*Records*
____

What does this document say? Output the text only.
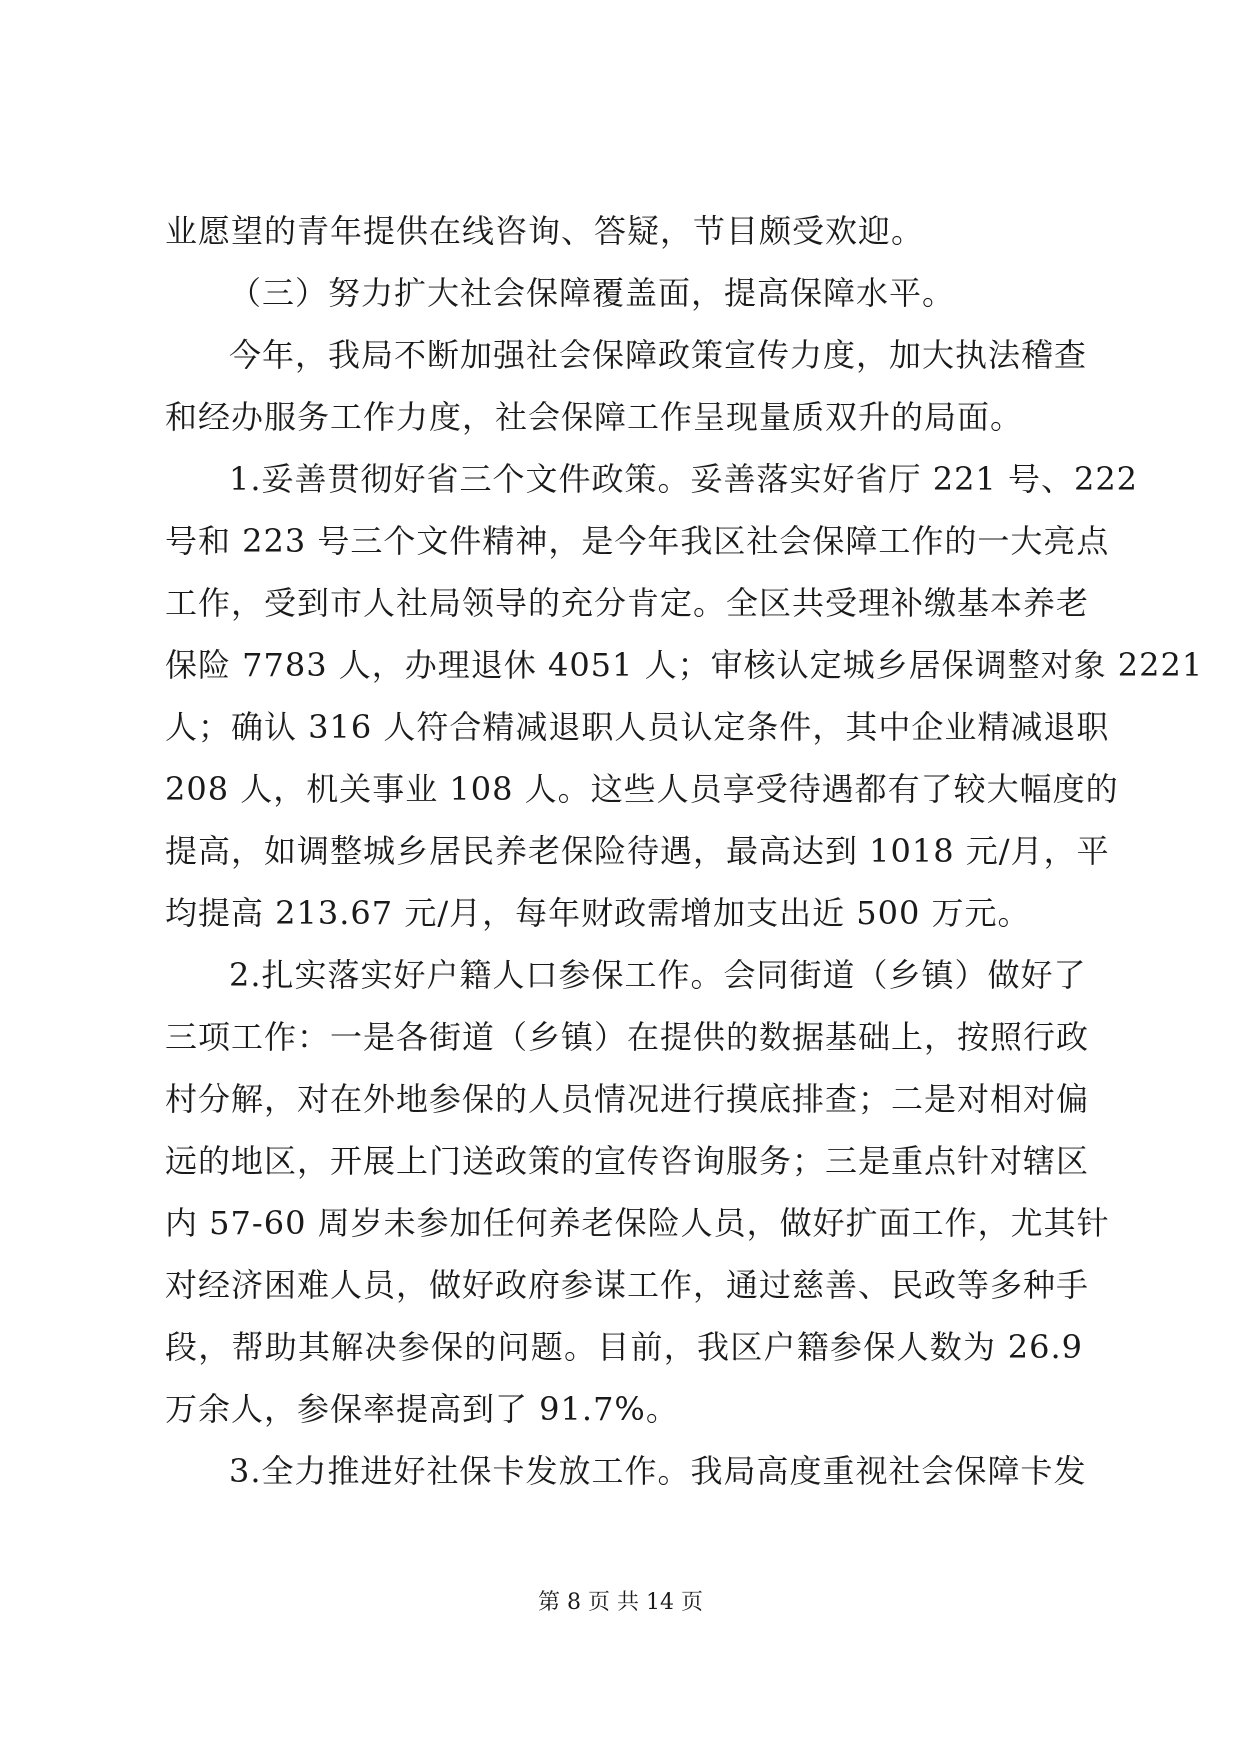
业愿望的青年提供在线咨询、答疑，节目颇受欢迎。
（三）努力扩大社会保障覆盖面，提高保障水平。
今年，我局不断加强社会保障政策宣传力度，加大执法稽查
和经办服务工作力度，社会保障工作呈现量质双升的局面。
1.妥善贯彻好省三个文件政策。妥善落实好省厅 221 号、222
号和 223 号三个文件精神，是今年我区社会保障工作的一大亮点
工作，受到市人社局领导的充分肯定。全区共受理补缴基本养老
保险 7783 人，办理退休 4051 人；审核认定城乡居保调整对象 2221
人；确认 316 人符合精减退职人员认定条件，其中企业精减退职
208 人，机关事业 108 人。这些人员享受待遇都有了较大幅度的
提高，如调整城乡居民养老保险待遇，最高达到 1018 元/月，平
均提高 213.67 元/月，每年财政需增加支出近 500 万元。
2.扎实落实好户籍人口参保工作。会同街道（乡镇）做好了
三项工作：一是各街道（乡镇）在提供的数据基础上，按照行政
村分解，对在外地参保的人员情况进行摸底排查；二是对相对偏
远的地区，开展上门送政策的宣传咨询服务；三是重点针对辖区
内 57-60 周岁未参加任何养老保险人员，做好扩面工作，尤其针
对经济困难人员，做好政府参谋工作，通过慈善、民政等多种手
段，帮助其解决参保的问题。目前，我区户籍参保人数为 26.9
万余人，参保率提高到了 91.7%。
3.全力推进好社保卡发放工作。我局高度重视社会保障卡发
第 8 页 共 14 页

____

*The task*
Repeat the material above in full and exactly, omitting the pictures.

*Solution*
What does this document say? Output the text only.
业愿望的青年提供在线咨询、答疑，节目颇受欢迎。
（三）努力扩大社会保障覆盖面，提高保障水平。
今年，我局不断加强社会保障政策宣传力度，加大执法稽查
和经办服务工作力度，社会保障工作呈现量质双升的局面。
1.妥善贯彻好省三个文件政策。妥善落实好省厅 221 号、222
号和 223 号三个文件精神，是今年我区社会保障工作的一大亮点
工作，受到市人社局领导的充分肯定。全区共受理补缴基本养老
保险 7783 人，办理退休 4051 人；审核认定城乡居保调整对象 2221
人；确认 316 人符合精减退职人员认定条件，其中企业精减退职
208 人，机关事业 108 人。这些人员享受待遇都有了较大幅度的
提高，如调整城乡居民养老保险待遇，最高达到 1018 元/月，平
均提高 213.67 元/月，每年财政需增加支出近 500 万元。
2.扎实落实好户籍人口参保工作。会同街道（乡镇）做好了
三项工作：一是各街道（乡镇）在提供的数据基础上，按照行政
村分解，对在外地参保的人员情况进行摸底排查；二是对相对偏
远的地区，开展上门送政策的宣传咨询服务；三是重点针对辖区
内 57-60 周岁未参加任何养老保险人员，做好扩面工作，尤其针
对经济困难人员，做好政府参谋工作，通过慈善、民政等多种手
段，帮助其解决参保的问题。目前，我区户籍参保人数为 26.9
万余人，参保率提高到了 91.7%。
3.全力推进好社保卡发放工作。我局高度重视社会保障卡发
第 8 页 共 14 页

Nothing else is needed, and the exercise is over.